Where a line contains the string "silk", copy that line.
------------------------------
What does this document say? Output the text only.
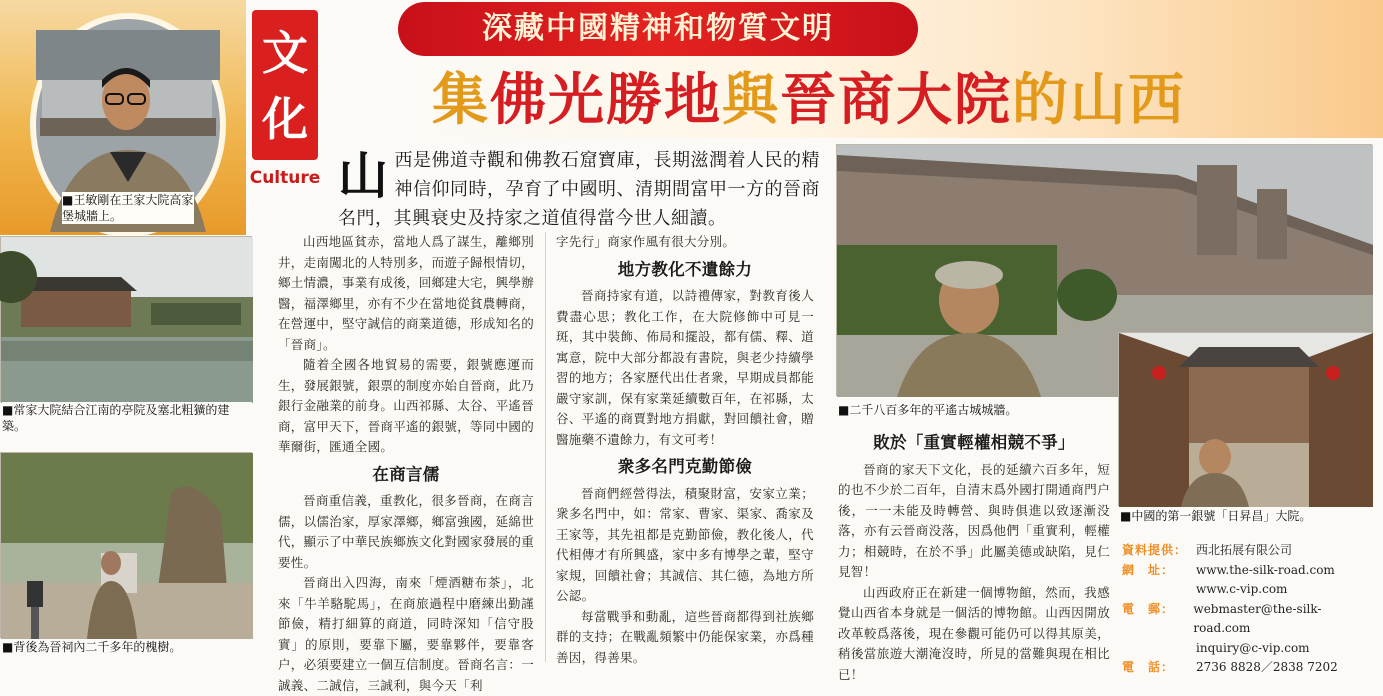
深藏中國精神和物質文明
集佛光勝地與晉商大院的山西
文化
Culture
■王敏剛在王家大院高家堡城牆上。
■常家大院結合江南的亭院及塞北粗獷的建築。
■背後為晉祠內二千多年的槐樹。
山西是佛道寺觀和佛教石窟寶庫，長期滋潤着人民的精神信仰同時，孕育了中國明、清期間富甲一方的晉商名門，其興衰史及持家之道值得當今世人細讀。

山西地區貧赤，當地人爲了謀生，離鄉別井，走南闖北的人特別多，而遊子歸根情切，鄉土情濃，事業有成後，回鄉建大宅，興學辦醫，福澤鄉里，亦有不少在當地從貧農轉商，在營運中，堅守誠信的商業道德，形成知名的「晉商」。

隨着全國各地貿易的需要，銀號應運而生，發展銀號，銀票的制度亦始自晉商，此乃銀行金融業的前身。山西祁縣、太谷、平遙晉商，富甲天下，晉商平遙的銀號，等同中國的華爾街，匯通全國。

在商言儒

晉商重信義，重教化，很多晉商，在商言儒，以儒治家，厚家澤鄉，鄉富強國，延綿世代，顯示了中華民族鄉族文化對國家發展的重要性。

晉商出入四海，南來「煙酒糖布茶」，北來「牛羊駱駝馬」，在商旅過程中磨練出勤謹節儉，精打細算的商道，同時深知「信守股實」的原則，要靠下屬，要靠夥伴，要靠客户，必須要建立一個互信制度。晉商名言：一誠義、二誠信，三誠利，與今天「利

字先行」商家作風有很大分別。

地方教化不遺餘力

晉商持家有道，以詩禮傳家，對教育後人費盡心思；教化工作，在大院修飾中可見一斑，其中裝飾、佈局和擺設，都有儒、釋、道寓意，院中大部分都設有書院，與老少持續學習的地方；各家歷代出仕者衆，早期成員都能嚴守家訓，保有家業延續數百年，在祁縣，太谷、平遙的商賈對地方捐獻，對回饋社會，贈醫施藥不遺餘力，有文可考！

衆多名門克勤節儉

晉商們經營得法，積聚財富，安家立業；衆多名門中，如：常家、曹家、渠家、喬家及王家等，其先祖都是克勤節儉，教化後人，代代相傳才有所興盛，家中多有博學之輩，堅守家規，回饋社會；其誠信、其仁德，為地方所公認。

每當戰爭和動亂，這些晉商都得到社族鄉群的支持；在戰亂頻繁中仍能保家業，亦爲種善因，得善果。

■二千八百多年的平遙古城城牆。
■中國的第一銀號「日昇昌」大院。
敗於「重實輕權相競不爭」

晉商的家天下文化，長的延續六百多年，短的也不少於二百年，自清末爲外國打開通商門户後，一一未能及時轉營、與時俱進以致逐漸没落，亦有云晉商没落，因爲他們「重實利，輕權力；相競時，在於不爭」此屬美德或缺陷，見仁見智！

山西政府正在新建一個博物館，然而，我感覺山西省本身就是一個活的博物館。山西因開放改革較爲落後，現在參觀可能仍可以得其原美，稍後當旅遊大潮淹沒時，所見的當難與現在相比已！

資料提供： 西北拓展有限公司
網　址：	www.the-silk-road.com
www.c-vip.com
電　郵：	webmaster@the-silk-road.com
inquiry@c-vip.com
電　話：	2736 8828／2838 7202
------------------------------
### Final result
網　址：	www.the-silk-road.com
電　郵：	webmaster@the-silk-road.com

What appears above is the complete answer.